╭──

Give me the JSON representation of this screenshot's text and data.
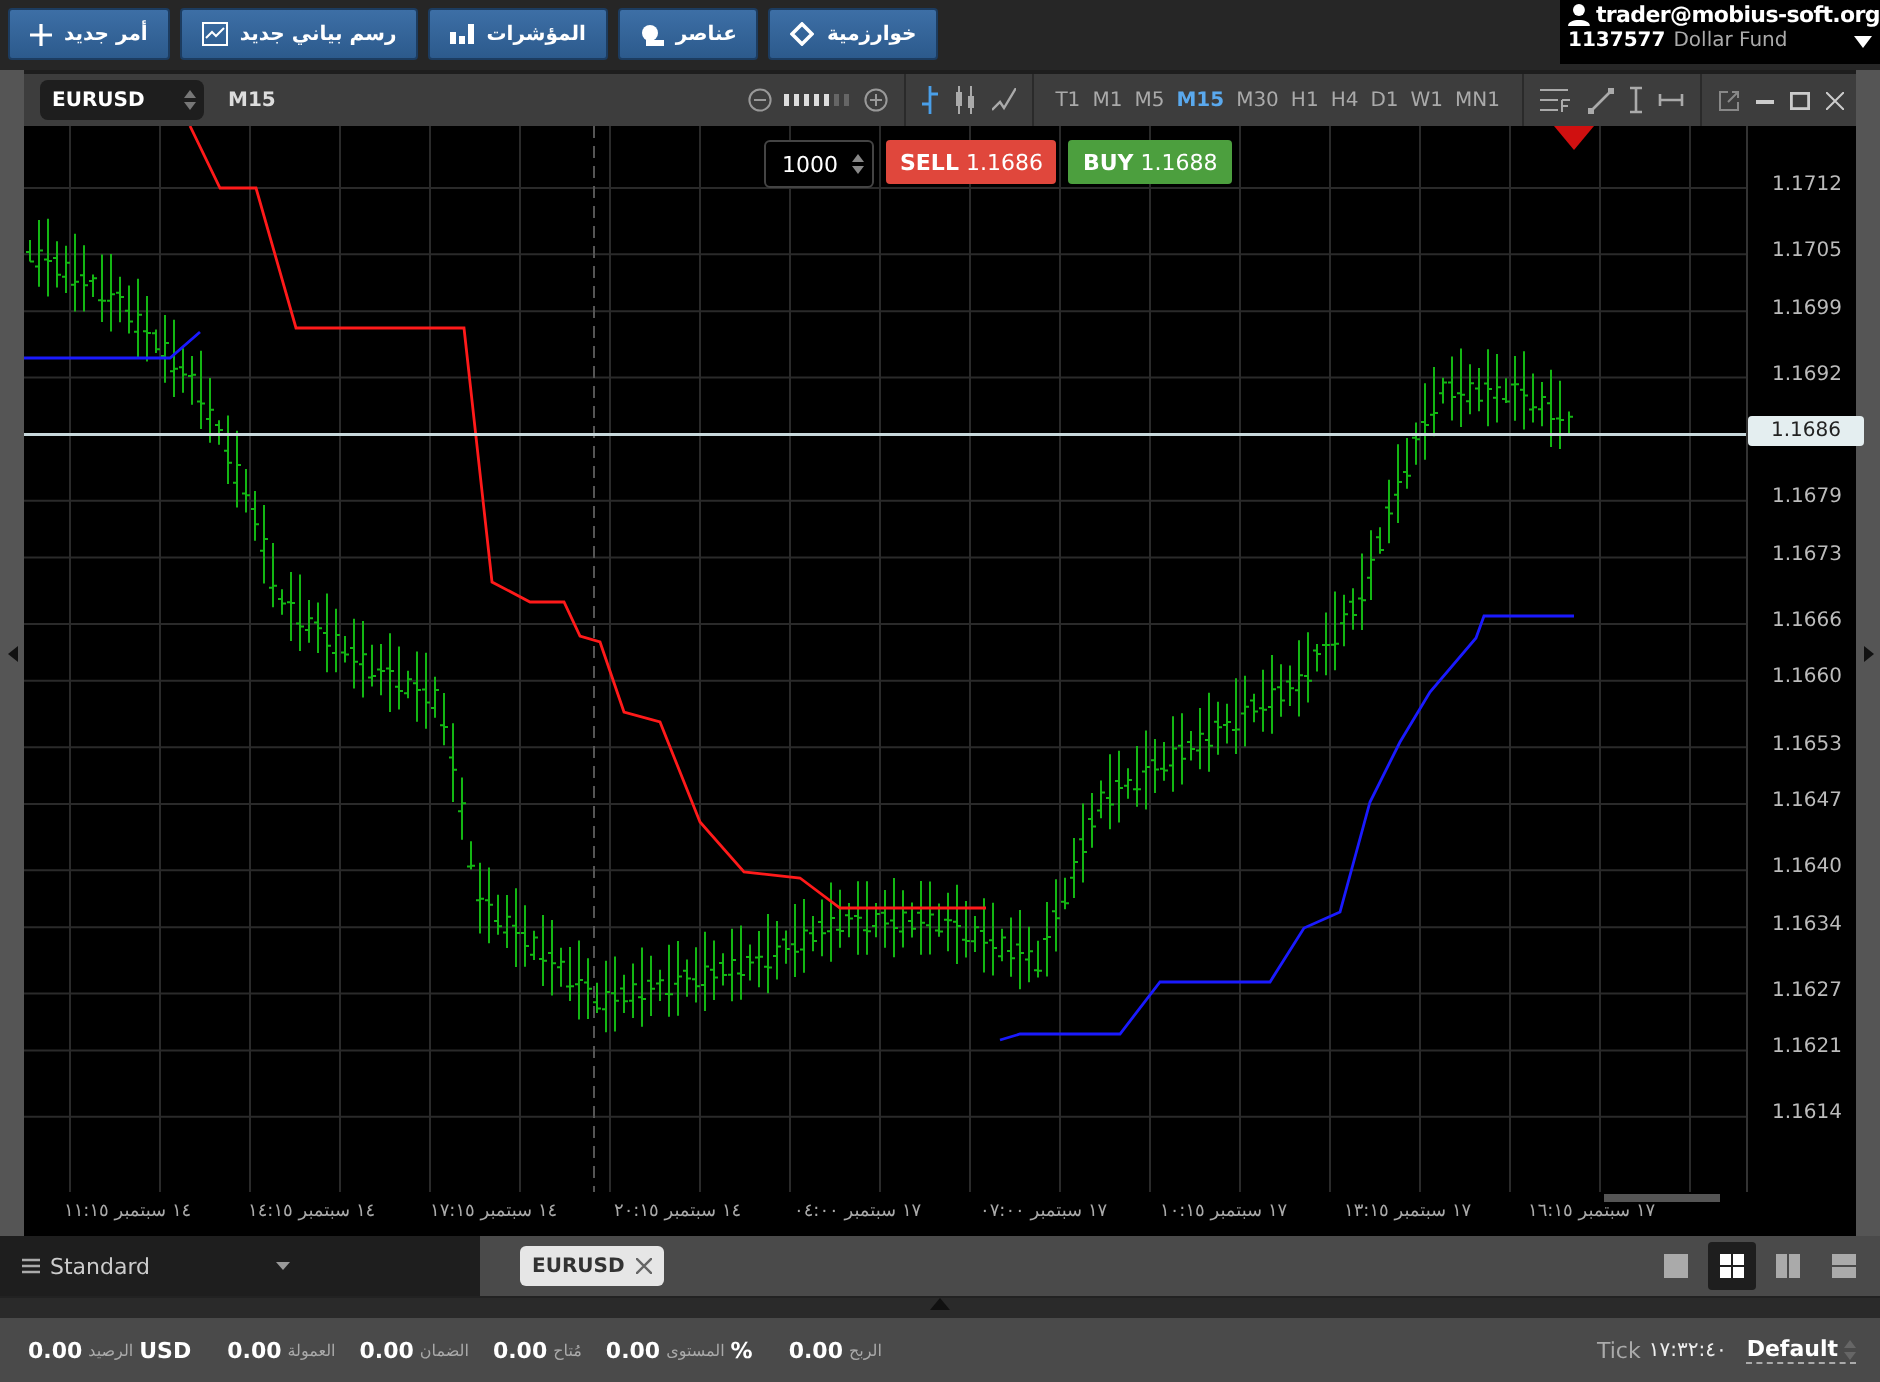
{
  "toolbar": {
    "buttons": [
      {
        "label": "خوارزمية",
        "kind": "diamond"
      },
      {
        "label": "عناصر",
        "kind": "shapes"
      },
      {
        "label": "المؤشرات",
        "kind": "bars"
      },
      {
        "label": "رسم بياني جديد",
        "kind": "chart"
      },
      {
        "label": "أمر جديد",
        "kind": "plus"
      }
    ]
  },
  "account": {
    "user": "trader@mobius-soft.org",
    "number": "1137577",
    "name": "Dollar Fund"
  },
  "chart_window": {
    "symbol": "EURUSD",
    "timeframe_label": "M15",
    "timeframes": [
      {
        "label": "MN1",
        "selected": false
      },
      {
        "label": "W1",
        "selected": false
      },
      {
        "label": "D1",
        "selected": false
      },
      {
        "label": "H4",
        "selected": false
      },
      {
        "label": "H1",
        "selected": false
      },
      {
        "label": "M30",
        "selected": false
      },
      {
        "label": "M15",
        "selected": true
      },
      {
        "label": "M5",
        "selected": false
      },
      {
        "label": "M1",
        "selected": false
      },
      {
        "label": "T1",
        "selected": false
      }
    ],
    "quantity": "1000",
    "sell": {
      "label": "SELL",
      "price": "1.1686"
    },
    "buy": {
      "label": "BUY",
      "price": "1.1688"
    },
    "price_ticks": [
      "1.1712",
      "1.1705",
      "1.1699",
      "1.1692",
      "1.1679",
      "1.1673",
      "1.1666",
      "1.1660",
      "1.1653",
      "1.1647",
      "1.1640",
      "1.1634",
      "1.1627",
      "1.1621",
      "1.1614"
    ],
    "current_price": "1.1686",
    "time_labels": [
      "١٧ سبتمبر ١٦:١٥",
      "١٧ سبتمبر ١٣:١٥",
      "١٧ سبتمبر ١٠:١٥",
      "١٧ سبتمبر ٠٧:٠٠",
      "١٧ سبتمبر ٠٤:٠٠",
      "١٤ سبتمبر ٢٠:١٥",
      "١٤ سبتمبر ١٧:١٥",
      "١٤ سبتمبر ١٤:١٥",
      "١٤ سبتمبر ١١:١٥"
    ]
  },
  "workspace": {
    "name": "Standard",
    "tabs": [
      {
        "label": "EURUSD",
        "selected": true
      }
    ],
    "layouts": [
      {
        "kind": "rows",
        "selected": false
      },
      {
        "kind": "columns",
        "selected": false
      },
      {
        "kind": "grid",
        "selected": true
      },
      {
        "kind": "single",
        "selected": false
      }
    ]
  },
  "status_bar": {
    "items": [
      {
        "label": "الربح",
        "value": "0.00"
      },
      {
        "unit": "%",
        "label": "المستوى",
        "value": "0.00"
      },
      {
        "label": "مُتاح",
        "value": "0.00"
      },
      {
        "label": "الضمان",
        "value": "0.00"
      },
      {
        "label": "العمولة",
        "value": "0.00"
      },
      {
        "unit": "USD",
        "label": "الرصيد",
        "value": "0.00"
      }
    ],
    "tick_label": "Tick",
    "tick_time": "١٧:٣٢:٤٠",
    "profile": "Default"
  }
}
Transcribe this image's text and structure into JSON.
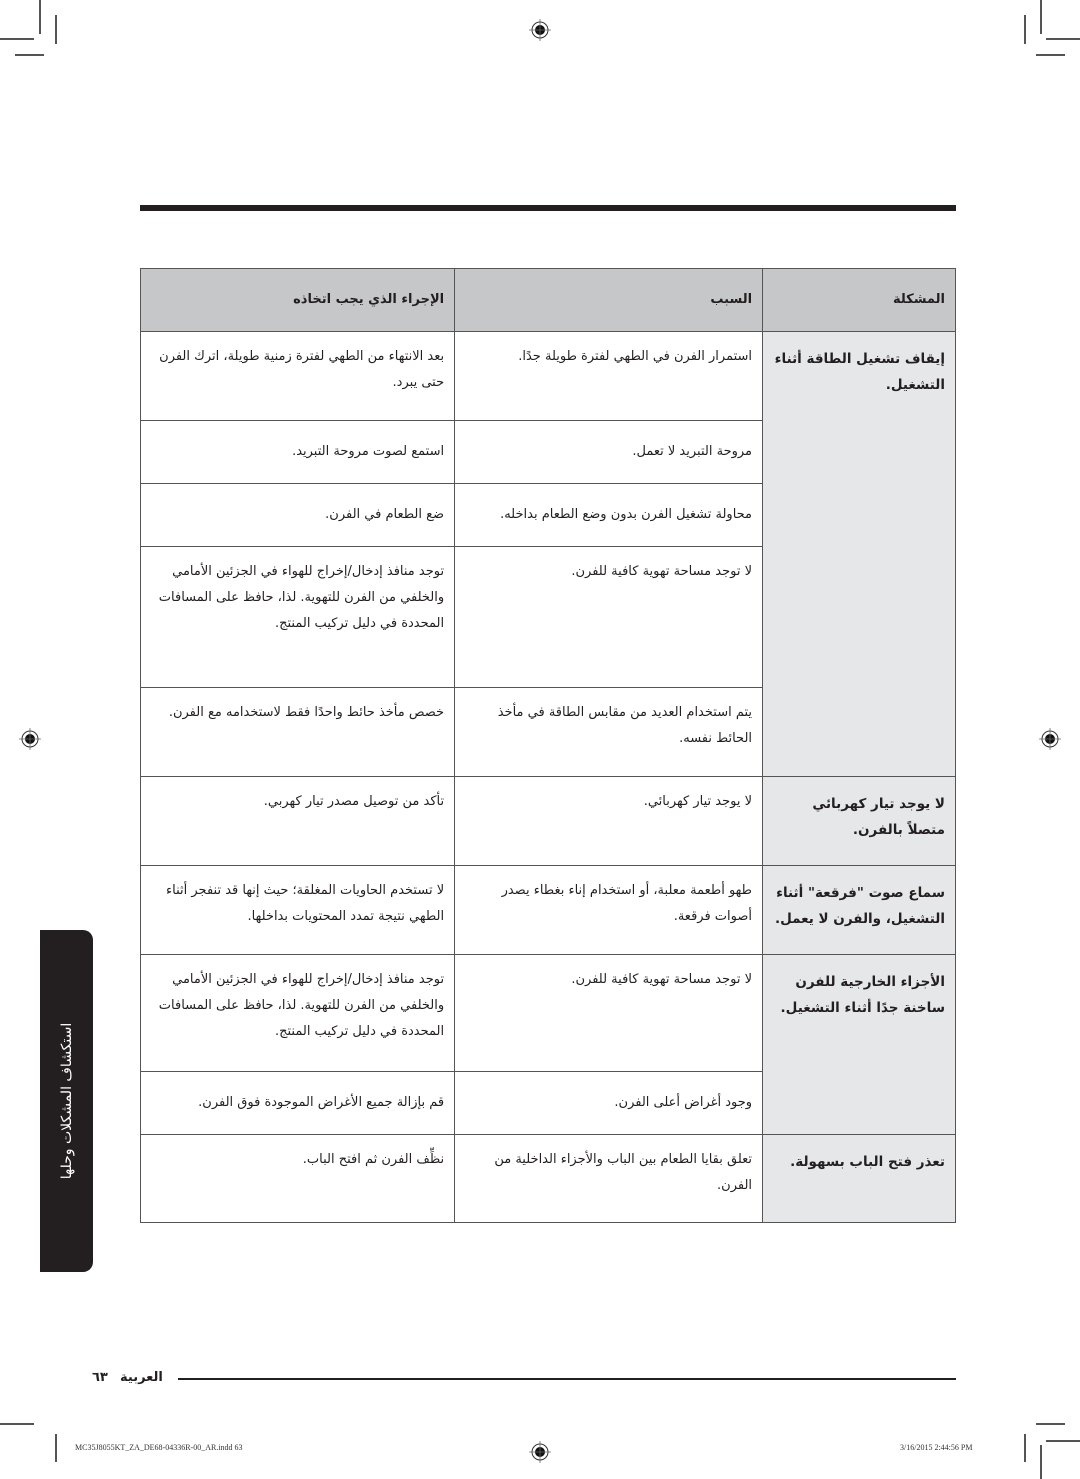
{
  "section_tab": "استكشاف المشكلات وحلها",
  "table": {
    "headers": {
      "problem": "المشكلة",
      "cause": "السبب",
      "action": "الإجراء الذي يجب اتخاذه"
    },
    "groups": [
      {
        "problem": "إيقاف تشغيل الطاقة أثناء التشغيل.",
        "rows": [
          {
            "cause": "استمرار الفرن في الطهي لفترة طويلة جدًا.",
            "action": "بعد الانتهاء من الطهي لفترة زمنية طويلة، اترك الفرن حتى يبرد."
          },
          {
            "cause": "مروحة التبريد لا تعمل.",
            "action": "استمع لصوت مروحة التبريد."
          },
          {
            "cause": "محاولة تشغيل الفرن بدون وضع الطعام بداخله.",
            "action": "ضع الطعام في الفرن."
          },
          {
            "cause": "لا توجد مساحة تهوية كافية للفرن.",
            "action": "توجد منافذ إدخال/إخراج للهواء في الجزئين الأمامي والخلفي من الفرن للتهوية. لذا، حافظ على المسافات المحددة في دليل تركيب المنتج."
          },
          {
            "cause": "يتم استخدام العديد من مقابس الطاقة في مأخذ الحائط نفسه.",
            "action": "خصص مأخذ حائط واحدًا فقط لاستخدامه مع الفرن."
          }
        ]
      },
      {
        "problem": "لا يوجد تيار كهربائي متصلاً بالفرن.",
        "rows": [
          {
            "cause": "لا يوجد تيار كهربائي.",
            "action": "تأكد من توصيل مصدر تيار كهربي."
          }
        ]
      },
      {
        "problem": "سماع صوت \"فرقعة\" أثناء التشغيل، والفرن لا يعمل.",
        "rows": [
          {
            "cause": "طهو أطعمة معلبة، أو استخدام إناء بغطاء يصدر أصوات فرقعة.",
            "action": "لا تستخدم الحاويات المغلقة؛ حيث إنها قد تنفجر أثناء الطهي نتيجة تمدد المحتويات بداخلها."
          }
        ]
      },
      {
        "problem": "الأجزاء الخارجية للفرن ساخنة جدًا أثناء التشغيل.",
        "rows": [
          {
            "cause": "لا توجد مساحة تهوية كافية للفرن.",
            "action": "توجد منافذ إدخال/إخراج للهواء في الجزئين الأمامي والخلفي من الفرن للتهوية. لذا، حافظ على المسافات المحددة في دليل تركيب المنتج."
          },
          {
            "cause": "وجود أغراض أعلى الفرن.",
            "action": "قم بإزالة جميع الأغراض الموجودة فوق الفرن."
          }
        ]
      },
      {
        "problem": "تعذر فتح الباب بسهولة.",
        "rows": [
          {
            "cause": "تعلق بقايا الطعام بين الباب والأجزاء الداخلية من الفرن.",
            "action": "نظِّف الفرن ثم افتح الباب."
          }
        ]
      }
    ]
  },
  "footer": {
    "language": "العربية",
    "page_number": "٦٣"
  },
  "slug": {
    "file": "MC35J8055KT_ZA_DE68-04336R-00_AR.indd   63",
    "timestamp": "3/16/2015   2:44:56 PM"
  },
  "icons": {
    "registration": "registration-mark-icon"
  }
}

╰──

## Goal of the exercise
Write the records above out again exactly, with no pictures in your copy.

## Result
Give me the JSON representation of this screenshot's text and data.
{
  "toolbar": {
    "buttons": [
      {
        "label": "خوارزمية",
        "kind": "diamond"
      },
      {
        "label": "عناصر",
        "kind": "shapes"
      },
      {
        "label": "المؤشرات",
        "kind": "bars"
      },
      {
        "label": "رسم بياني جديد",
        "kind": "chart"
      },
      {
        "label": "أمر جديد",
        "kind": "plus"
      }
    ]
  },
  "account": {
    "user": "trader@mobius-soft.org",
    "number": "1137577",
    "name": "Dollar Fund"
  },
  "chart_window": {
    "symbol": "EURUSD",
    "timeframe_label": "M15",
    "timeframes": [
      {
        "label": "MN1",
        "selected": false
      },
      {
        "label": "W1",
        "selected": false
      },
      {
        "label": "D1",
        "selected": false
      },
      {
        "label": "H4",
        "selected": false
      },
      {
        "label": "H1",
        "selected": false
      },
      {
        "label": "M30",
        "selected": false
      },
      {
        "label": "M15",
        "selected": true
      },
      {
        "label": "M5",
        "selected": false
      },
      {
        "label": "M1",
        "selected": false
      },
      {
        "label": "T1",
        "selected": false
      }
    ],
    "quantity": "1000",
    "sell": {
      "label": "SELL",
      "price": "1.1686"
    },
    "buy": {
      "label": "BUY",
      "price": "1.1688"
    },
    "price_ticks": [
      "1.1712",
      "1.1705",
      "1.1699",
      "1.1692",
      "1.1679",
      "1.1673",
      "1.1666",
      "1.1660",
      "1.1653",
      "1.1647",
      "1.1640",
      "1.1634",
      "1.1627",
      "1.1621",
      "1.1614"
    ],
    "current_price": "1.1686",
    "time_labels": [
      "١٧ سبتمبر ١٦:١٥",
      "١٧ سبتمبر ١٣:١٥",
      "١٧ سبتمبر ١٠:١٥",
      "١٧ سبتمبر ٠٧:٠٠",
      "١٧ سبتمبر ٠٤:٠٠",
      "١٤ سبتمبر ٢٠:١٥",
      "١٤ سبتمبر ١٧:١٥",
      "١٤ سبتمبر ١٤:١٥",
      "١٤ سبتمبر ١١:١٥"
    ]
  },
  "workspace": {
    "name": "Standard",
    "tabs": [
      {
        "label": "EURUSD",
        "selected": true
      }
    ],
    "layouts": [
      {
        "kind": "rows",
        "selected": false
      },
      {
        "kind": "columns",
        "selected": false
      },
      {
        "kind": "grid",
        "selected": true
      },
      {
        "kind": "single",
        "selected": false
      }
    ]
  },
  "status_bar": {
    "items": [
      {
        "label": "الربح",
        "value": "0.00"
      },
      {
        "unit": "%",
        "label": "المستوى",
        "value": "0.00"
      },
      {
        "label": "مُتاح",
        "value": "0.00"
      },
      {
        "label": "الضمان",
        "value": "0.00"
      },
      {
        "label": "العمولة",
        "value": "0.00"
      },
      {
        "unit": "USD",
        "label": "الرصيد",
        "value": "0.00"
      }
    ],
    "tick_label": "Tick",
    "tick_time": "١٧:٣٢:٤٠",
    "profile": "Default"
  }
}
Transcribe this image's text and structure into JSON.
{
  "section_tab": "استكشاف المشكلات وحلها",
  "table": {
    "headers": {
      "problem": "المشكلة",
      "cause": "السبب",
      "action": "الإجراء الذي يجب اتخاذه"
    },
    "groups": [
      {
        "problem": "إيقاف تشغيل الطاقة أثناء التشغيل.",
        "rows": [
          {
            "cause": "استمرار الفرن في الطهي لفترة طويلة جدًا.",
            "action": "بعد الانتهاء من الطهي لفترة زمنية طويلة، اترك الفرن حتى يبرد."
          },
          {
            "cause": "مروحة التبريد لا تعمل.",
            "action": "استمع لصوت مروحة التبريد."
          },
          {
            "cause": "محاولة تشغيل الفرن بدون وضع الطعام بداخله.",
            "action": "ضع الطعام في الفرن."
          },
          {
            "cause": "لا توجد مساحة تهوية كافية للفرن.",
            "action": "توجد منافذ إدخال/إخراج للهواء في الجزئين الأمامي والخلفي من الفرن للتهوية. لذا، حافظ على المسافات المحددة في دليل تركيب المنتج."
          },
          {
            "cause": "يتم استخدام العديد من مقابس الطاقة في مأخذ الحائط نفسه.",
            "action": "خصص مأخذ حائط واحدًا فقط لاستخدامه مع الفرن."
          }
        ]
      },
      {
        "problem": "لا يوجد تيار كهربائي متصلاً بالفرن.",
        "rows": [
          {
            "cause": "لا يوجد تيار كهربائي.",
            "action": "تأكد من توصيل مصدر تيار كهربي."
          }
        ]
      },
      {
        "problem": "سماع صوت \"فرقعة\" أثناء التشغيل، والفرن لا يعمل.",
        "rows": [
          {
            "cause": "طهو أطعمة معلبة، أو استخدام إناء بغطاء يصدر أصوات فرقعة.",
            "action": "لا تستخدم الحاويات المغلقة؛ حيث إنها قد تنفجر أثناء الطهي نتيجة تمدد المحتويات بداخلها."
          }
        ]
      },
      {
        "problem": "الأجزاء الخارجية للفرن ساخنة جدًا أثناء التشغيل.",
        "rows": [
          {
            "cause": "لا توجد مساحة تهوية كافية للفرن.",
            "action": "توجد منافذ إدخال/إخراج للهواء في الجزئين الأمامي والخلفي من الفرن للتهوية. لذا، حافظ على المسافات المحددة في دليل تركيب المنتج."
          },
          {
            "cause": "وجود أغراض أعلى الفرن.",
            "action": "قم بإزالة جميع الأغراض الموجودة فوق الفرن."
          }
        ]
      },
      {
        "problem": "تعذر فتح الباب بسهولة.",
        "rows": [
          {
            "cause": "تعلق بقايا الطعام بين الباب والأجزاء الداخلية من الفرن.",
            "action": "نظِّف الفرن ثم افتح الباب."
          }
        ]
      }
    ]
  },
  "footer": {
    "language": "العربية",
    "page_number": "٦٣"
  },
  "slug": {
    "file": "MC35J8055KT_ZA_DE68-04336R-00_AR.indd   63",
    "timestamp": "3/16/2015   2:44:56 PM"
  },
  "icons": {
    "registration": "registration-mark-icon"
  }
}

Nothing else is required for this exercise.